Please format every line of the records below as a JSON list of strings, one string per line. Skip blank lines and leave the pictures out.

-- START OF Listing --

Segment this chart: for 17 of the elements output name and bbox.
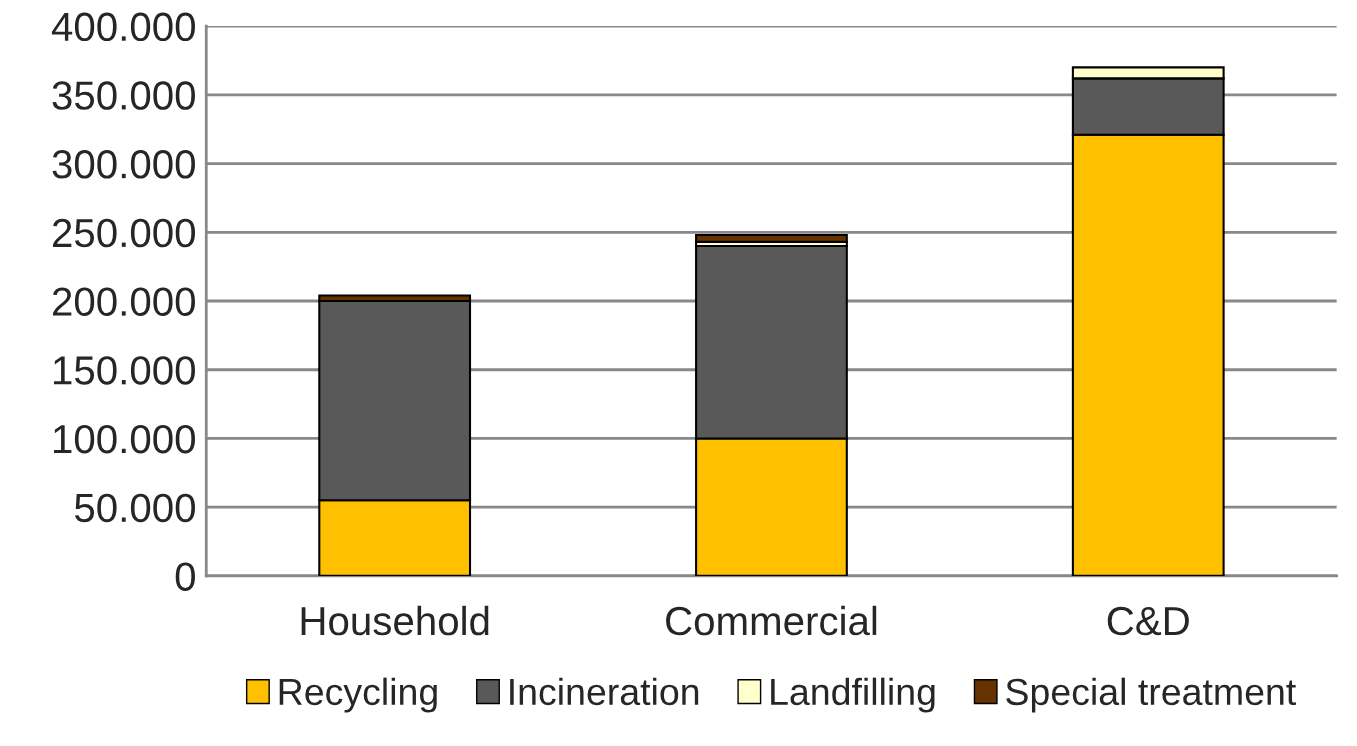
bar xyxy=(695,233,848,243)
y-tick-label: 200.000 xyxy=(52,287,195,316)
y-tick-label: 100.000 xyxy=(54,424,195,454)
y-tick-label: 50.000 xyxy=(74,493,195,523)
y-tick-label: 300.000 xyxy=(52,150,195,179)
legend-label: Incineration xyxy=(510,677,699,706)
x-tick-label: Commercial xyxy=(666,605,877,636)
legend-label: Landfilling xyxy=(771,677,935,713)
y-tick-label: 150.000 xyxy=(54,356,195,385)
y-tick-label: 0 xyxy=(175,562,195,591)
y-tick-label: 400.000 xyxy=(51,12,195,42)
x-tick-label: Household xyxy=(301,605,489,636)
legend-label: Special treatment xyxy=(1006,677,1296,713)
y-tick-label: 250.000 xyxy=(52,218,195,248)
y-tick-label: 350.000 xyxy=(52,81,195,110)
x-tick-label: C&D xyxy=(1107,606,1189,636)
legend-label: Recycling xyxy=(279,677,437,713)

-- END OF Listing --

Full response →
[
  "Segment this chart: for 17 of the elements output name and bbox.",
  "bar xyxy=(695,233,848,243)",
  "y-tick-label: 200.000 xyxy=(52,287,195,316)",
  "y-tick-label: 100.000 xyxy=(54,424,195,454)",
  "y-tick-label: 50.000 xyxy=(74,493,195,523)",
  "y-tick-label: 300.000 xyxy=(52,150,195,179)",
  "legend-label: Incineration xyxy=(510,677,699,706)",
  "x-tick-label: Commercial xyxy=(666,605,877,636)",
  "legend-label: Landfilling xyxy=(771,677,935,713)",
  "y-tick-label: 150.000 xyxy=(54,356,195,385)",
  "y-tick-label: 0 xyxy=(175,562,195,591)",
  "y-tick-label: 400.000 xyxy=(51,12,195,42)",
  "x-tick-label: Household xyxy=(301,605,489,636)",
  "legend-label: Special treatment xyxy=(1006,677,1296,713)",
  "y-tick-label: 250.000 xyxy=(52,218,195,248)",
  "y-tick-label: 350.000 xyxy=(52,81,195,110)",
  "x-tick-label: C&D xyxy=(1107,606,1189,636)",
  "legend-label: Recycling xyxy=(279,677,437,713)"
]